State how many lines of the records contain the string "this". Give the number alone.

┌─ TASK INPUTS

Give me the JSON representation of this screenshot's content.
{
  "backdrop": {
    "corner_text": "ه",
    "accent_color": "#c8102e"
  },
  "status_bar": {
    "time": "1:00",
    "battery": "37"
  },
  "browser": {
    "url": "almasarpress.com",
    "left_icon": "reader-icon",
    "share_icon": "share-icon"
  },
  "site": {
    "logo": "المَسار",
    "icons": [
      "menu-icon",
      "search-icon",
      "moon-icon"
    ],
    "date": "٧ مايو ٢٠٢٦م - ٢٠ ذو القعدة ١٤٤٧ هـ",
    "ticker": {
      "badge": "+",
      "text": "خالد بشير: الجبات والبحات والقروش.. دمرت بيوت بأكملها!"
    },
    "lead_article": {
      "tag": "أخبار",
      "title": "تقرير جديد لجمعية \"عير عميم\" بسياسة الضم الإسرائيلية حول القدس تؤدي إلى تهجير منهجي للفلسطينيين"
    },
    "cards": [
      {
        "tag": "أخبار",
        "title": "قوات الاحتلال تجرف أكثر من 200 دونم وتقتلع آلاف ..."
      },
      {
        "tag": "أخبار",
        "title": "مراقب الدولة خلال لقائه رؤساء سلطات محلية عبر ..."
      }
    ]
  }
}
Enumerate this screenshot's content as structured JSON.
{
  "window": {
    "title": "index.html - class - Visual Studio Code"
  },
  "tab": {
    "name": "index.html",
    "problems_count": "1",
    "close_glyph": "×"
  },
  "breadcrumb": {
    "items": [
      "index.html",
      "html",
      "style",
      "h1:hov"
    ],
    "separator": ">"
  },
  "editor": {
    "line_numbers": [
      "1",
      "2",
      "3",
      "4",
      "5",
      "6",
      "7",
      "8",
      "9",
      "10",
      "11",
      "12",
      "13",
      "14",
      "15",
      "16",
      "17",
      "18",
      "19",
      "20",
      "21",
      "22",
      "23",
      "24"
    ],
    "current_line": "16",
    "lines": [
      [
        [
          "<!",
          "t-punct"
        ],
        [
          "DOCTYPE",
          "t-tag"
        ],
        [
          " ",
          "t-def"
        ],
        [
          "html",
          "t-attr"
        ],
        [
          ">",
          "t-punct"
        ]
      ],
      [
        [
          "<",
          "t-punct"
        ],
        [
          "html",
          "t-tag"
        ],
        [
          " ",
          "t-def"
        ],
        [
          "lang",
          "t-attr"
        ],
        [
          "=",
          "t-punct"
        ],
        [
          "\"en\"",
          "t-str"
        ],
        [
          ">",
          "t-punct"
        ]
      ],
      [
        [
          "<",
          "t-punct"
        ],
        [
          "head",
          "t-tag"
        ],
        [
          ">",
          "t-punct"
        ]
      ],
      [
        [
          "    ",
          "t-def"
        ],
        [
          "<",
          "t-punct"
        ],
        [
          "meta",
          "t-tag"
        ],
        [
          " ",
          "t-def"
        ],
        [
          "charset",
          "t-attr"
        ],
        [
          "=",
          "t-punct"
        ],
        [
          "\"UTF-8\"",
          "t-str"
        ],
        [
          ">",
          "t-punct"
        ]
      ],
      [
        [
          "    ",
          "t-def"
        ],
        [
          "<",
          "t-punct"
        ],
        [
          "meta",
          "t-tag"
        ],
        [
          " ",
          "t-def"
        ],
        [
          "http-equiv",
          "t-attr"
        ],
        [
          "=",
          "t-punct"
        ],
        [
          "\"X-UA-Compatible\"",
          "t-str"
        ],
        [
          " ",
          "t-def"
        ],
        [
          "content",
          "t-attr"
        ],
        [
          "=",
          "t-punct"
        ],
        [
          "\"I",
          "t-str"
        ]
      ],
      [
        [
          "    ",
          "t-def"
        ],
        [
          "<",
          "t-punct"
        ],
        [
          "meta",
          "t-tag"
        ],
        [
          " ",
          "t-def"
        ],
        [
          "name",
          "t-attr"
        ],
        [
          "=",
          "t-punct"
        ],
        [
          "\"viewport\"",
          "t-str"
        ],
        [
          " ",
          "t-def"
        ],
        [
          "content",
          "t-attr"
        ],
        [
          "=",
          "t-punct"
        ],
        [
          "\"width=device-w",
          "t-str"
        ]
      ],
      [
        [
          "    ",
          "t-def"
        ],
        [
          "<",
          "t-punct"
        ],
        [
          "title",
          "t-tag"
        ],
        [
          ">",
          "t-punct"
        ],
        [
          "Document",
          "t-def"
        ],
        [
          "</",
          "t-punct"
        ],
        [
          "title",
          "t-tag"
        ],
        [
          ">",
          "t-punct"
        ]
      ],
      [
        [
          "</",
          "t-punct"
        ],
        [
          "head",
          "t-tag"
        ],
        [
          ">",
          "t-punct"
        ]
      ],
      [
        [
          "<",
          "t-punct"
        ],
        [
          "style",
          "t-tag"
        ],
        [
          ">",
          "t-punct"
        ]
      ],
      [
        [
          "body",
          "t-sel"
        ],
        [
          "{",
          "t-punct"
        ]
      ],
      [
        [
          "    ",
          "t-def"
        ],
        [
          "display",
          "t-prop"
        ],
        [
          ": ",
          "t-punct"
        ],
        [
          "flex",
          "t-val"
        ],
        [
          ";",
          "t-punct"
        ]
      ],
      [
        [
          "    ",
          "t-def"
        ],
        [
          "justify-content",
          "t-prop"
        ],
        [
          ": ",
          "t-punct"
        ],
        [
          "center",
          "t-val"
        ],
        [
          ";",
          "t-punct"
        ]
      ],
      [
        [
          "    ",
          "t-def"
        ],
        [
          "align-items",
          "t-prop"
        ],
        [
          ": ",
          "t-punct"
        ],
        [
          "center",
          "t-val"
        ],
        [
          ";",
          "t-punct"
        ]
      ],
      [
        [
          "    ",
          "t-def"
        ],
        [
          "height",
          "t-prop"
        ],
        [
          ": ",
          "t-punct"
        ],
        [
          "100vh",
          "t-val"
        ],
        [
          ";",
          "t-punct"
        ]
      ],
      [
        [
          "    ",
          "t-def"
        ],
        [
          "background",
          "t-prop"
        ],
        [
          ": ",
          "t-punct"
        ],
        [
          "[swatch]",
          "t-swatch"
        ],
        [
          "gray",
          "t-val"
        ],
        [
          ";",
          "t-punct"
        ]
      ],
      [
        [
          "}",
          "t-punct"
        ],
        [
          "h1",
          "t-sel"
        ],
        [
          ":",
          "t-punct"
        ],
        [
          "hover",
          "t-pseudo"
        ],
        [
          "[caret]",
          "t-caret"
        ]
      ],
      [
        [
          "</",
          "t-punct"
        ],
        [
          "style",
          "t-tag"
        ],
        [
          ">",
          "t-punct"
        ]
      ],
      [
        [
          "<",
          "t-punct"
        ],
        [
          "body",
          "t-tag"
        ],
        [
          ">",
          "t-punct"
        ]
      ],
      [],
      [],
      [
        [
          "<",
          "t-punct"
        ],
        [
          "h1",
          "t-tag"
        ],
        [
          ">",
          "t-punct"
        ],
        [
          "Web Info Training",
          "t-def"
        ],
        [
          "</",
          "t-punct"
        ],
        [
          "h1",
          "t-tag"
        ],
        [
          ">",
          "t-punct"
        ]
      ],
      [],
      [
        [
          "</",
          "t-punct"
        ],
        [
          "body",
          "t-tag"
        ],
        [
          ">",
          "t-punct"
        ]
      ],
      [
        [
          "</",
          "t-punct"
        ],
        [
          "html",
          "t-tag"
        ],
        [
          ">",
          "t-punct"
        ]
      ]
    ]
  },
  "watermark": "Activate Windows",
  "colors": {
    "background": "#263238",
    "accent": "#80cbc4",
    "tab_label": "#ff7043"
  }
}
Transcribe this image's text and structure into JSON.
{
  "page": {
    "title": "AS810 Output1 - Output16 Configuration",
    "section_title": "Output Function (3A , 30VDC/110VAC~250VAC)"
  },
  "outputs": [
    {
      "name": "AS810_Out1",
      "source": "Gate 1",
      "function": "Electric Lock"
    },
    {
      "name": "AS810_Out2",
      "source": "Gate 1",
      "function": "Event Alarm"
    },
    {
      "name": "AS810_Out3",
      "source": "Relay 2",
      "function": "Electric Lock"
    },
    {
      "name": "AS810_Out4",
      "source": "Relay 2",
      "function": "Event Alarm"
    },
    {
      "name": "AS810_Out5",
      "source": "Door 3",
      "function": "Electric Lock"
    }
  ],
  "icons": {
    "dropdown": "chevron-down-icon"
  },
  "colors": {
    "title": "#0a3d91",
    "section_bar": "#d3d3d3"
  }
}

└─

SOLUTION: 3